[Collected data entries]
========
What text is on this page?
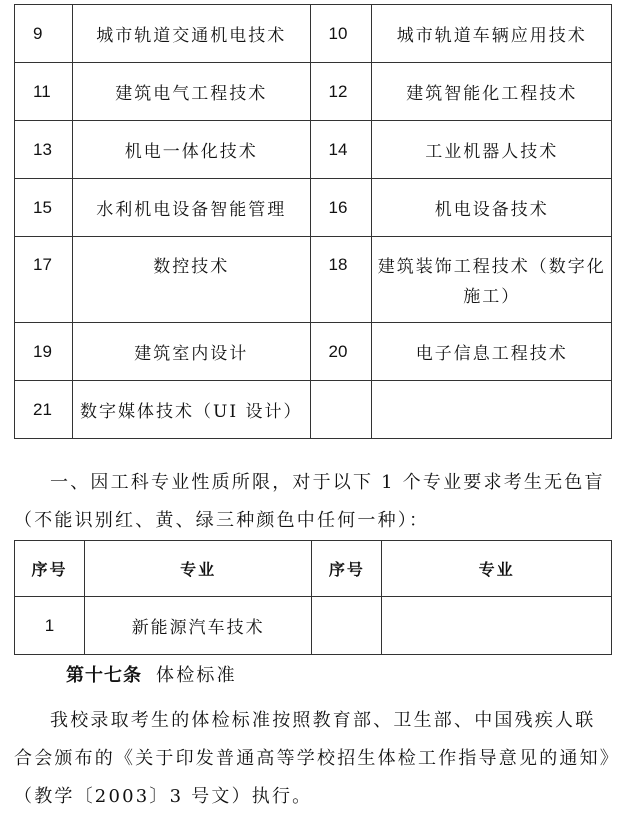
9	城市轨道交通机电技术	10	城市轨道车辆应用技术
11	建筑电气工程技术	12	建筑智能化工程技术
13	机电一体化技术	14	工业机器人技术
15	水利机电设备智能管理	16	机电设备技术
17	数控技术	18	建筑装饰工程技术（数字化施工）
19	建筑室内设计	20	电子信息工程技术
21	数字媒体技术（UI 设计）		

一、因工科专业性质所限，对于以下 1 个专业要求考生无色盲（不能识别红、黄、绿三种颜色中任何一种）：

序号	专业	序号	专业
1	新能源汽车技术		

第十七条 体检标准

我校录取考生的体检标准按照教育部、卫生部、中国残疾人联合会颁布的《关于印发普通高等学校招生体检工作指导意见的通知》（教学〔2003〕3 号文）执行。
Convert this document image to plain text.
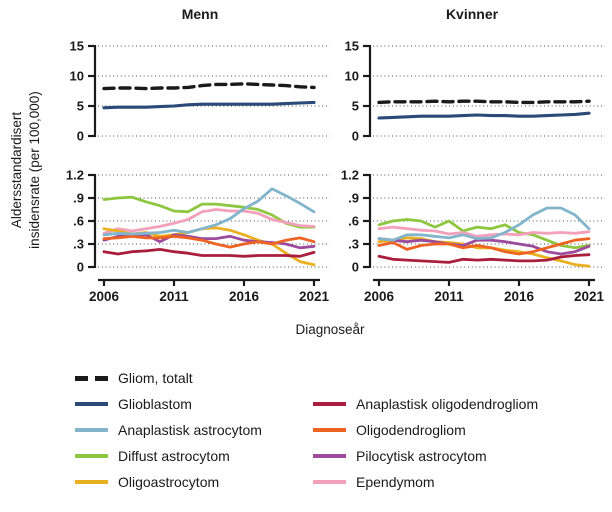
Menn	Kvinner
0
5
10
15
0
5
10
15
0
.3
.6
.9
1.2
2006	2011	2016	2021
0
.3
.6
.9
1.2
2006	2011	2016	2021
Aldersstandardisert insidensrate (per 100,000)
Diagnoseår
Gliom, totalt
Glioblastom
Anaplastisk astrocytom
Diffust astrocytom
Oligoastrocytom
Anaplastisk oligodendrogliom
Oligodendrogliom
Pilocytisk astrocytom
Ependymom
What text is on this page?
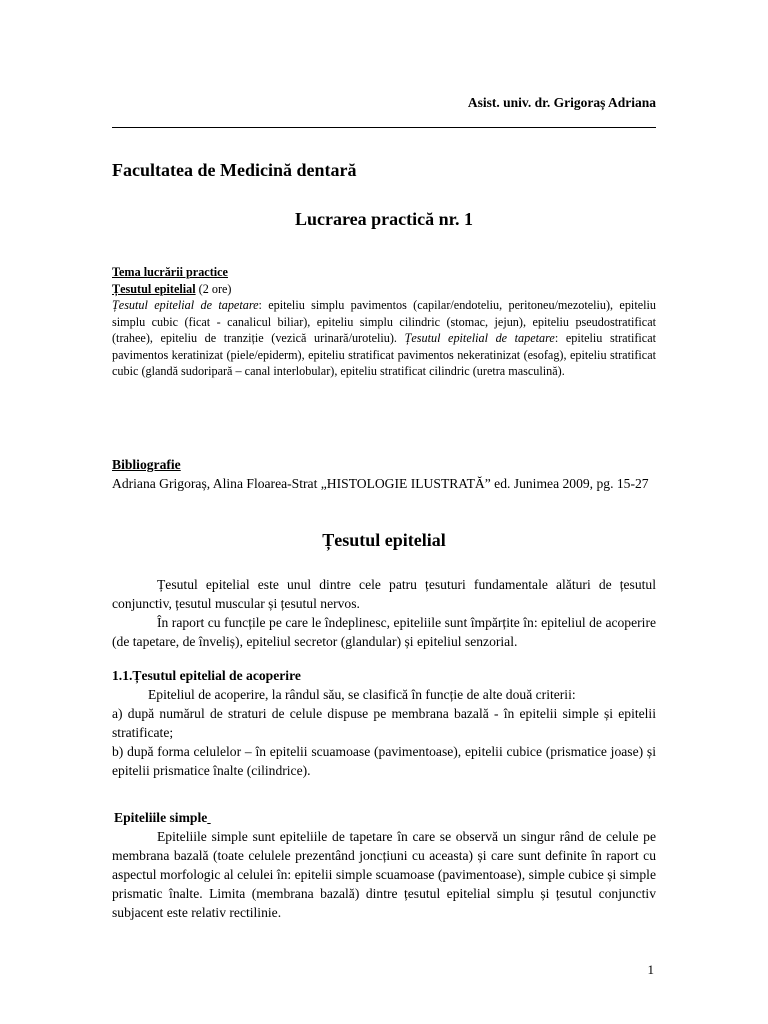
Asist. univ. dr. Grigoraș Adriana
Facultatea de Medicină dentară
Lucrarea practică nr. 1

Tema lucrării practice

Țesutul epitelial (2 ore)

Țesutul epitelial de tapetare: epiteliu simplu pavimentos (capilar/endoteliu, peritoneu/mezoteliu), epiteliu simplu cubic (ficat - canalicul biliar), epiteliu simplu cilindric (stomac, jejun), epiteliu pseudostratificat (trahee), epiteliu de tranziție (vezică urinară/uroteliu). Țesutul epitelial de tapetare: epiteliu stratificat pavimentos keratinizat (piele/epiderm), epiteliu stratificat pavimentos nekeratinizat (esofag), epiteliu stratificat cubic (glandă sudoripară – canal interlobular), epiteliu stratificat cilindric (uretra masculină).

Bibliografie

Adriana Grigoraș, Alina Floarea-Strat „HISTOLOGIE ILUSTRATĂ” ed. Junimea 2009, pg. 15-27

Țesutul epitelial

Țesutul epitelial este unul dintre cele patru țesuturi fundamentale alături de țesutul conjunctiv, țesutul muscular și țesutul nervos.

În raport cu funcțile pe care le îndeplinesc, epiteliile sunt împărțite în: epiteliul de acoperire (de tapetare, de înveliș), epiteliul secretor (glandular) și epiteliul senzorial.

1.1.Țesutul epitelial de acoperire

Epiteliul de acoperire, la rândul său, se clasifică în funcție de alte două criterii:

a) după numărul de straturi de celule dispuse pe membrana bazală - în epitelii simple și epitelii stratificate;

b) după forma celulelor – în epitelii scuamoase (pavimentoase), epitelii cubice (prismatice joase) și epitelii prismatice înalte (cilindrice).

Epiteliile simple

Epiteliile simple sunt epiteliile de tapetare în care se observă un singur rând de celule pe membrana bazală (toate celulele prezentând joncțiuni cu aceasta) și care sunt definite în raport cu aspectul morfologic al celulei în: epitelii simple scuamoase (pavimentoase), simple cubice și simple prismatic înalte. Limita (membrana bazală) dintre țesutul epitelial simplu și țesutul conjunctiv subjacent este relativ rectilinie.

1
========
Please write out all the data again word for word, but not the pictures.

WRITTEN ANSWER:
What text is on this page?
9	城市轨道交通机电技术	10	城市轨道车辆应用技术
11	建筑电气工程技术	12	建筑智能化工程技术
13	机电一体化技术	14	工业机器人技术
15	水利机电设备智能管理	16	机电设备技术
17	数控技术	18	建筑装饰工程技术（数字化施工）
19	建筑室内设计	20	电子信息工程技术
21	数字媒体技术（UI 设计）		

一、因工科专业性质所限，对于以下 1 个专业要求考生无色盲（不能识别红、黄、绿三种颜色中任何一种）：

序号	专业	序号	专业
1	新能源汽车技术		

第十七条 体检标准

我校录取考生的体检标准按照教育部、卫生部、中国残疾人联合会颁布的《关于印发普通高等学校招生体检工作指导意见的通知》（教学〔2003〕3 号文）执行。
Convert this document image to plain text.
Menn	Kvinner
0
5
10
15
0
5
10
15
0
.3
.6
.9
1.2
2006	2011	2016	2021
0
.3
.6
.9
1.2
2006	2011	2016	2021
Aldersstandardisert insidensrate (per 100,000)
Diagnoseår
Gliom, totalt
Glioblastom
Anaplastisk astrocytom
Diffust astrocytom
Oligoastrocytom
Anaplastisk oligodendrogliom
Oligodendrogliom
Pilocytisk astrocytom
Ependymom
What text is on this page?
Asist. univ. dr. Grigoraș Adriana
Facultatea de Medicină dentară
Lucrarea practică nr. 1

Tema lucrării practice

Țesutul epitelial (2 ore)

Țesutul epitelial de tapetare: epiteliu simplu pavimentos (capilar/endoteliu, peritoneu/mezoteliu), epiteliu simplu cubic (ficat - canalicul biliar), epiteliu simplu cilindric (stomac, jejun), epiteliu pseudostratificat (trahee), epiteliu de tranziție (vezică urinară/uroteliu). Țesutul epitelial de tapetare: epiteliu stratificat pavimentos keratinizat (piele/epiderm), epiteliu stratificat pavimentos nekeratinizat (esofag), epiteliu stratificat cubic (glandă sudoripară – canal interlobular), epiteliu stratificat cilindric (uretra masculină).

Bibliografie

Adriana Grigoraș, Alina Floarea-Strat „HISTOLOGIE ILUSTRATĂ” ed. Junimea 2009, pg. 15-27

Țesutul epitelial

Țesutul epitelial este unul dintre cele patru țesuturi fundamentale alături de țesutul conjunctiv, țesutul muscular și țesutul nervos.

În raport cu funcțile pe care le îndeplinesc, epiteliile sunt împărțite în: epiteliul de acoperire (de tapetare, de înveliș), epiteliul secretor (glandular) și epiteliul senzorial.

1.1.Țesutul epitelial de acoperire

Epiteliul de acoperire, la rândul său, se clasifică în funcție de alte două criterii:

a) după numărul de straturi de celule dispuse pe membrana bazală - în epitelii simple și epitelii stratificate;

b) după forma celulelor – în epitelii scuamoase (pavimentoase), epitelii cubice (prismatice joase) și epitelii prismatice înalte (cilindrice).

Epiteliile simple

Epiteliile simple sunt epiteliile de tapetare în care se observă un singur rând de celule pe membrana bazală (toate celulele prezentând joncțiuni cu aceasta) și care sunt definite în raport cu aspectul morfologic al celulei în: epitelii simple scuamoase (pavimentoase), simple cubice și simple prismatic înalte. Limita (membrana bazală) dintre țesutul epitelial simplu și țesutul conjunctiv subjacent este relativ rectilinie.

1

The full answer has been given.